• _Task to carry out_
Gather up the lines with the word "صالح" in them.

═══ Exercise materials ═══

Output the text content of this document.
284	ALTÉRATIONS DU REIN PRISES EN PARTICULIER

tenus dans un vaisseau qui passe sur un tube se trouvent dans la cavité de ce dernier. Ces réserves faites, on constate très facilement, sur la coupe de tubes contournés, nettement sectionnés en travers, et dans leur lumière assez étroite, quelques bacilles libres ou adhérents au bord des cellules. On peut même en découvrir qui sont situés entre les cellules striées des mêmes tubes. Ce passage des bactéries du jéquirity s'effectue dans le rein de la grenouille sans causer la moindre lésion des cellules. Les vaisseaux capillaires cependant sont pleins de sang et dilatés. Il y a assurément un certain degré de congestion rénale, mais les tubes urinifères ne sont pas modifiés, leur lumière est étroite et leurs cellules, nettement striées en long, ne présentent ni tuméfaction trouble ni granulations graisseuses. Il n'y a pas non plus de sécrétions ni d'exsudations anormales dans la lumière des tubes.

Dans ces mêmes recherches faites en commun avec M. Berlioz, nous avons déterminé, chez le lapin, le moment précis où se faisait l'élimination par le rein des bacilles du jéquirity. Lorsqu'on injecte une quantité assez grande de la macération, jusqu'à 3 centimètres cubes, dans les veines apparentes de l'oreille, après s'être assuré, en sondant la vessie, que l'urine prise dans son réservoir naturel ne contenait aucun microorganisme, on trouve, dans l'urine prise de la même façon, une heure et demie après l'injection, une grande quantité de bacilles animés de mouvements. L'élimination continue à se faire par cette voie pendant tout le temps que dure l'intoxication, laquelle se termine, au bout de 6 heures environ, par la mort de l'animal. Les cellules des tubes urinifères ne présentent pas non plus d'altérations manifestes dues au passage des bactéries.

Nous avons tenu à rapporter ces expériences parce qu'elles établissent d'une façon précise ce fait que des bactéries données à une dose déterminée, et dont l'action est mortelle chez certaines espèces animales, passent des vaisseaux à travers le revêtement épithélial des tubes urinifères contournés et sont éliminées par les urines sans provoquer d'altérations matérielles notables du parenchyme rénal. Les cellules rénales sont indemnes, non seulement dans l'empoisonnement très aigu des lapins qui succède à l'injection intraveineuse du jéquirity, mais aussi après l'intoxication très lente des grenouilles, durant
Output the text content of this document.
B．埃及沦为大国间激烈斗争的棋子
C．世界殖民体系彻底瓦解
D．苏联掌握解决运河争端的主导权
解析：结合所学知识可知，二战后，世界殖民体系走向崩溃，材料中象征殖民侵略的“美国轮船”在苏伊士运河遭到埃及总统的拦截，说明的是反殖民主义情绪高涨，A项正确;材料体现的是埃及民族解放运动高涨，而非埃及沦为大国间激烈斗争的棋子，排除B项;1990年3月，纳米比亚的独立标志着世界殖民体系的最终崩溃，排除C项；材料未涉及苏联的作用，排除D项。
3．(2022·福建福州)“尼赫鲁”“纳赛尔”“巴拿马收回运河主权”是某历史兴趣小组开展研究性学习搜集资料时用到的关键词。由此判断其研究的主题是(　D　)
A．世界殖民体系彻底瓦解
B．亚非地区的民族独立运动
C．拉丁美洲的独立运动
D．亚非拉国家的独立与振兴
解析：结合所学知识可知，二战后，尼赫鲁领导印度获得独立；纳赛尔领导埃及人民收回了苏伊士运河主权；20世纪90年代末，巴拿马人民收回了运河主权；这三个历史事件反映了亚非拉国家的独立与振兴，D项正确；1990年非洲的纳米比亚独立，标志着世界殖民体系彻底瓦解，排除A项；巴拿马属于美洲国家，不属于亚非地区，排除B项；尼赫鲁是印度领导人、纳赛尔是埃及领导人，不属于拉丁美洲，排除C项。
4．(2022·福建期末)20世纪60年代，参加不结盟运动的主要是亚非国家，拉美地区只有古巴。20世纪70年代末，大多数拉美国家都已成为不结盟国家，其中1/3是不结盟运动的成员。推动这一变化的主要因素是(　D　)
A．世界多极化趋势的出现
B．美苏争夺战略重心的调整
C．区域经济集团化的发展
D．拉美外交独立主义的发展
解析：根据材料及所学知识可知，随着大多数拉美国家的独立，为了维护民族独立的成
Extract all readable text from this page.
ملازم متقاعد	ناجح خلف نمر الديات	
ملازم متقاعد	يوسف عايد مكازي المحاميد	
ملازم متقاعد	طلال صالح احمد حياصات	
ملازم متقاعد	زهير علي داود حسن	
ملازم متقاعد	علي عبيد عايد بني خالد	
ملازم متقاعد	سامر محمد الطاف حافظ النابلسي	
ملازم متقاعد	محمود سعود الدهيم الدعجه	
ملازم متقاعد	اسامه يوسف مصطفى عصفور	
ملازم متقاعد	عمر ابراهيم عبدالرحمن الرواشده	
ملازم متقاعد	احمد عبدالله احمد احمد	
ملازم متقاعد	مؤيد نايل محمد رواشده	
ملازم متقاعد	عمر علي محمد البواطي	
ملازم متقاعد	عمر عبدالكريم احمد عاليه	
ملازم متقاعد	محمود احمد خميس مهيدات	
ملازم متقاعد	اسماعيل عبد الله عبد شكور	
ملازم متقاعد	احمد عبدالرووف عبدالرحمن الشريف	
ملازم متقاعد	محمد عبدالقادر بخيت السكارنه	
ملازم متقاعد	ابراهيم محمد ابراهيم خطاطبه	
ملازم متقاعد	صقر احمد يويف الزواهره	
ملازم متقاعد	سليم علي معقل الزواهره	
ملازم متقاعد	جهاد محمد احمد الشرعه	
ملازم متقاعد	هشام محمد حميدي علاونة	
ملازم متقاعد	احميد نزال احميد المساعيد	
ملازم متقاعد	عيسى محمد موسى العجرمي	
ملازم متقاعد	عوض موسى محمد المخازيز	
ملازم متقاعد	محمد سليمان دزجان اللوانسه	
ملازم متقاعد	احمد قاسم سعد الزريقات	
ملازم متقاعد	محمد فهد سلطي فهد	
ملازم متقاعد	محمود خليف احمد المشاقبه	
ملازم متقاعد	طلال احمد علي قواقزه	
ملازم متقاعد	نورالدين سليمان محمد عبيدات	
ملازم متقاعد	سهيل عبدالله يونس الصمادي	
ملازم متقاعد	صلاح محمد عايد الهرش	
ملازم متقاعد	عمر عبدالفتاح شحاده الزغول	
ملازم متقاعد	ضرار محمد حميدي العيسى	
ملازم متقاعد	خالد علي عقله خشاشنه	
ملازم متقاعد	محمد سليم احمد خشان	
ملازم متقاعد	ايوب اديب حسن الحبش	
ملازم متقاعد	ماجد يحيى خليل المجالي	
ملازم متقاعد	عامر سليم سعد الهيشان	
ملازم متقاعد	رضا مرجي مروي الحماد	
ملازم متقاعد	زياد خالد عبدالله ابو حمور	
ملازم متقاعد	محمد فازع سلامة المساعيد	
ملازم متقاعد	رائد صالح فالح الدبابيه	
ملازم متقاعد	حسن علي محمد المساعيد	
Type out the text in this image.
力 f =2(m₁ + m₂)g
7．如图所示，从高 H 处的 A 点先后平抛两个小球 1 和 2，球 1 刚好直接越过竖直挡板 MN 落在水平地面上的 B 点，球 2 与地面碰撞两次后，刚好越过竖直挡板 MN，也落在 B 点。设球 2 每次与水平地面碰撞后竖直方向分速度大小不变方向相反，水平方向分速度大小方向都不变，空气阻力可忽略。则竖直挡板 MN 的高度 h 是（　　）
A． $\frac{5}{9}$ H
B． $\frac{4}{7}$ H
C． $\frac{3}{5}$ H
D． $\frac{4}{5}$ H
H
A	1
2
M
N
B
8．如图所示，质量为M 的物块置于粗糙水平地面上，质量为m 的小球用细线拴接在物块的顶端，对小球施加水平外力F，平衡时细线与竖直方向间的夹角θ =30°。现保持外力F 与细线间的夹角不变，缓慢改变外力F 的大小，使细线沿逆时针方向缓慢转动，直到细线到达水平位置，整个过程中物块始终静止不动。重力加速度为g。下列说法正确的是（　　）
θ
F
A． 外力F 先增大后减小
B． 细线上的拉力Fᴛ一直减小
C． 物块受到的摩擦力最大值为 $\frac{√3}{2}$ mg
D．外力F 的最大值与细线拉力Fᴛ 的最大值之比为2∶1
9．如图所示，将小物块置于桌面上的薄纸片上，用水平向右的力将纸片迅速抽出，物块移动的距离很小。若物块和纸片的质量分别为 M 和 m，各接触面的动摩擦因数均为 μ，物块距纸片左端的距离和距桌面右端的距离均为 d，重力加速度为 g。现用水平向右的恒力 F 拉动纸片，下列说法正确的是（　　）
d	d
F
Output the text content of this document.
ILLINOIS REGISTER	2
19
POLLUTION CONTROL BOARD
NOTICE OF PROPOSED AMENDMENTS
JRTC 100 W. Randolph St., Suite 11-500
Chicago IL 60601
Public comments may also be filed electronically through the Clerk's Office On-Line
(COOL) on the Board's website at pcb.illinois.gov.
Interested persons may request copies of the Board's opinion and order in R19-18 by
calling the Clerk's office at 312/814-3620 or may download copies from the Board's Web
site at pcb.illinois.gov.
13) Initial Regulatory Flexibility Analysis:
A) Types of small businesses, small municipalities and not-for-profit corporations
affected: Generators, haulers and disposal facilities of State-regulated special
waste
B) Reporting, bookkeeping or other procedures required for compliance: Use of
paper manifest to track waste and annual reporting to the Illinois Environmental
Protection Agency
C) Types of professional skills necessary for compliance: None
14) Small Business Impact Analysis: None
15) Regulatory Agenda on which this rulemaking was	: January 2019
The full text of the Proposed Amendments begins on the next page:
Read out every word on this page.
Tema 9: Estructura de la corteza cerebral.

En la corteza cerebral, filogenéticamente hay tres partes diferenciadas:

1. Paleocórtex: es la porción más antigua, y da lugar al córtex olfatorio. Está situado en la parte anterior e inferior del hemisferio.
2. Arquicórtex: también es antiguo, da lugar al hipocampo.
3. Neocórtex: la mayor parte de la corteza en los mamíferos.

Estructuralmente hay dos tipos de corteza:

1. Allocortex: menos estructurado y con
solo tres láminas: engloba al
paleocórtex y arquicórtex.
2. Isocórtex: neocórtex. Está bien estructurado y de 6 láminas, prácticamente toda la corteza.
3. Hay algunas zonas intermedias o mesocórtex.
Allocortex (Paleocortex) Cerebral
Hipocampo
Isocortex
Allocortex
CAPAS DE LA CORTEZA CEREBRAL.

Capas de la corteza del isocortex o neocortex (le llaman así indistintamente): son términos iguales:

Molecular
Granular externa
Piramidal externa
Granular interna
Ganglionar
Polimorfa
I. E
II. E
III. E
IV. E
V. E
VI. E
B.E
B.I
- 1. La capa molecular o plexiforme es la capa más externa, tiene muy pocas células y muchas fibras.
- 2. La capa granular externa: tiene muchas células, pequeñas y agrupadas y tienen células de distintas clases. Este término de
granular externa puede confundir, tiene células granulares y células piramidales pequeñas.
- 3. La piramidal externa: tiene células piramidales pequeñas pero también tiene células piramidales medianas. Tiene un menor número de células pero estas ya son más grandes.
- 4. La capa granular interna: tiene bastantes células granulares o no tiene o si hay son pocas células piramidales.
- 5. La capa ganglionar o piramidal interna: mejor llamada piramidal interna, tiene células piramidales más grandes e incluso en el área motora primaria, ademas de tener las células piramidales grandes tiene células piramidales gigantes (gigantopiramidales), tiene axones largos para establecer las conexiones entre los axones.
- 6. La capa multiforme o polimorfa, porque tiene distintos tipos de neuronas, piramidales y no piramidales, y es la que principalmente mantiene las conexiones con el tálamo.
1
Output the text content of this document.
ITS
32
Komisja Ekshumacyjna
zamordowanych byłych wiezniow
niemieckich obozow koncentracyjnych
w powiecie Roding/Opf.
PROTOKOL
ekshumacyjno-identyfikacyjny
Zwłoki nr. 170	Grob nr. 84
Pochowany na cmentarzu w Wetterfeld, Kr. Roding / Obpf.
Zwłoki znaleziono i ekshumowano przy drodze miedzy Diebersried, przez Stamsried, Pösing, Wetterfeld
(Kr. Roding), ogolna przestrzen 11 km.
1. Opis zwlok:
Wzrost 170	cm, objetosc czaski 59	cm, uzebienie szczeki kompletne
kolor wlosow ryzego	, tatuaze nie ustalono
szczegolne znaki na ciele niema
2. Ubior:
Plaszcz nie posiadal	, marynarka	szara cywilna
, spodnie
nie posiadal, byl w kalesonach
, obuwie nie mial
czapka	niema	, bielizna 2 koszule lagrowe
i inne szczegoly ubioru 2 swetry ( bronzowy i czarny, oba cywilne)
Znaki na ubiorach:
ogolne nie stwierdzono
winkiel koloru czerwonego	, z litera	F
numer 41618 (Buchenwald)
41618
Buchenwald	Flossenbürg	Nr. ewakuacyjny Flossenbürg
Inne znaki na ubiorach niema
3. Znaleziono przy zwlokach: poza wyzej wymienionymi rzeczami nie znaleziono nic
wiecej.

═══

• _Solution for this task_
ملازم متقاعد	طلال صالح احمد حياصات	
ملازم متقاعد	رائد صالح فالح الدبابيه	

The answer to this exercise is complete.